Brief >> Every line below that holds the string "Aliquat" should be copied out.

Records that describe figures

* begin *

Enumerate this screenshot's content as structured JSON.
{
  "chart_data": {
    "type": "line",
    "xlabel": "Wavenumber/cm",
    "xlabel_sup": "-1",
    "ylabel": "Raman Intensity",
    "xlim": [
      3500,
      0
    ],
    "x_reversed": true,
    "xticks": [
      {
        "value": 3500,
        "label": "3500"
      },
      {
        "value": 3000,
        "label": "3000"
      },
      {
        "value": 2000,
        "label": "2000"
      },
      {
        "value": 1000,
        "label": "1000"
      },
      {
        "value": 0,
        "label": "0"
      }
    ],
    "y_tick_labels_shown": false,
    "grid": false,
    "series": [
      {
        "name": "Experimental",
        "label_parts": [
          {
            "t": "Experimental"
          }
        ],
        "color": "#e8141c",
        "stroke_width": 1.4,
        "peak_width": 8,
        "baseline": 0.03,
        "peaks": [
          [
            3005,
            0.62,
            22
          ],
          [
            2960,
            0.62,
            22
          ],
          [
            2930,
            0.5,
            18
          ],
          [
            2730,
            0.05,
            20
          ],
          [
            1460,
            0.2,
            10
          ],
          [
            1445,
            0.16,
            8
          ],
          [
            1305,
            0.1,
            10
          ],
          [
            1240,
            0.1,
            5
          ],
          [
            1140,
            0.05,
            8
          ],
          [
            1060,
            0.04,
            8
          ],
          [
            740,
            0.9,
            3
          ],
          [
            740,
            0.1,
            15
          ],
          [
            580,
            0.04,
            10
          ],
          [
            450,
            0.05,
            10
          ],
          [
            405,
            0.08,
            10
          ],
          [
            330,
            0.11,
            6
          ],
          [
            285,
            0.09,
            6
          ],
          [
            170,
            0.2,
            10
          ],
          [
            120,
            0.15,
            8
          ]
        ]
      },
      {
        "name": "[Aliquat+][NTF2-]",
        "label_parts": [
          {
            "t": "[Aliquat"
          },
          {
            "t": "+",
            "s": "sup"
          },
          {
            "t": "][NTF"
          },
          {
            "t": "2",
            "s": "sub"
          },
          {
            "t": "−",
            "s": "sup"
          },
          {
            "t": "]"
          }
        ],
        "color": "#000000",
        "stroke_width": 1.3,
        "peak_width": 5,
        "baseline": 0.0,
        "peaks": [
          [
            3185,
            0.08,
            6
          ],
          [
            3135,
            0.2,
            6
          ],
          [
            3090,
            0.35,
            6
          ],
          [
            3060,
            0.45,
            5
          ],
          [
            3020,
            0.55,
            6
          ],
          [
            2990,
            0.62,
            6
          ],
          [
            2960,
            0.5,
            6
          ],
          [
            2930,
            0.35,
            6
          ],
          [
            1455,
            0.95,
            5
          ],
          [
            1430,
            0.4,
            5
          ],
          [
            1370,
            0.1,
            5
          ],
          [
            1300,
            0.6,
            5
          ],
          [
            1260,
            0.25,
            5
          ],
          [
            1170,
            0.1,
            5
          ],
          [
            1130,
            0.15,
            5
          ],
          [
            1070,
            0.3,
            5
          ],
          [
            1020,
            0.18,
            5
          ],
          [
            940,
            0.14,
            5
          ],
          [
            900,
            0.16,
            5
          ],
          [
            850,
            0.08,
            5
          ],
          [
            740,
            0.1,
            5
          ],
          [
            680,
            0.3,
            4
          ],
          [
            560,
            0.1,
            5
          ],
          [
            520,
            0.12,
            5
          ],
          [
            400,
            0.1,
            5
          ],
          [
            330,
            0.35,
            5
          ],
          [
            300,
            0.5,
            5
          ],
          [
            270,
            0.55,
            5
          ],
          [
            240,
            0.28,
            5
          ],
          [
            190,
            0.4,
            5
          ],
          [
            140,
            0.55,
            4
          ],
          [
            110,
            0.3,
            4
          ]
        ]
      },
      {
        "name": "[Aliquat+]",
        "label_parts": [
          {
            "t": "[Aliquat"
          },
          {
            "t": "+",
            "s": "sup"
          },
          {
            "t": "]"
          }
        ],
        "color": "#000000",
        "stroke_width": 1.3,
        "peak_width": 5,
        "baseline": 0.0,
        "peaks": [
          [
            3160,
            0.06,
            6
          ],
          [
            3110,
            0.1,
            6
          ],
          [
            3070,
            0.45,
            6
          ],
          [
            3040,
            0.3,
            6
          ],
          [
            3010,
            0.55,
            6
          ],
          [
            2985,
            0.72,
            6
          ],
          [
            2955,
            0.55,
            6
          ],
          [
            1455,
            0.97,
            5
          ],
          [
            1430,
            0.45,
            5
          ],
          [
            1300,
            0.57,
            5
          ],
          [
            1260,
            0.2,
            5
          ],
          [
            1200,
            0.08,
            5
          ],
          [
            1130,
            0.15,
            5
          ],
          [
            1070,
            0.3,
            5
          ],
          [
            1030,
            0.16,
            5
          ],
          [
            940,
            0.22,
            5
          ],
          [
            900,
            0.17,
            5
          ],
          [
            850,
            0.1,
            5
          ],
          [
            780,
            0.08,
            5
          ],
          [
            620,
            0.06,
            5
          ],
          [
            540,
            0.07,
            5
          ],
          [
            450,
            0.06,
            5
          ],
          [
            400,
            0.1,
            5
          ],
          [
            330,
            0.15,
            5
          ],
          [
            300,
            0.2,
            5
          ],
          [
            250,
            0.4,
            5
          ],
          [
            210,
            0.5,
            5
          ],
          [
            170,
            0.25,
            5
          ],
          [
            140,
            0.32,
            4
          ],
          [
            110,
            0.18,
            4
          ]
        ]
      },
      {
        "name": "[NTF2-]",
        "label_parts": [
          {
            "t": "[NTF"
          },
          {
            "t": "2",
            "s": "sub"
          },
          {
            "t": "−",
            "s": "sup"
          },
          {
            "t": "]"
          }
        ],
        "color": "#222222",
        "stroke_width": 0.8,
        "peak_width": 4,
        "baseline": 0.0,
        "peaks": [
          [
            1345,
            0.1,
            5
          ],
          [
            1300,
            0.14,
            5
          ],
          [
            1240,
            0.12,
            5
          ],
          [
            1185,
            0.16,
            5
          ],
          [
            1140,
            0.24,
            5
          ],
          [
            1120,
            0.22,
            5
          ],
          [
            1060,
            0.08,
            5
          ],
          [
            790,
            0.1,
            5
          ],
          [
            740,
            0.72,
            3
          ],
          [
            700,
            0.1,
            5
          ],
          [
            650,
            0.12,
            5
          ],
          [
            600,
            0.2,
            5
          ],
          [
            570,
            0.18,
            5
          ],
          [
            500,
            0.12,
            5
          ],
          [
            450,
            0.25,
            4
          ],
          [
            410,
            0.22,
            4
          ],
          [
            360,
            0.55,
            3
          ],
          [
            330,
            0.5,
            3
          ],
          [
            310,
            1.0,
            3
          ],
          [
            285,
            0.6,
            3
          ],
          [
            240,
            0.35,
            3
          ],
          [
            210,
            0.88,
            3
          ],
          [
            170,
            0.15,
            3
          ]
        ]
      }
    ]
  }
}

* end *

Reply >>
        "name": "[Aliquat+][NTF2-]",
            "t": "[Aliquat"
        "name": "[Aliquat+]",
            "t": "[Aliquat"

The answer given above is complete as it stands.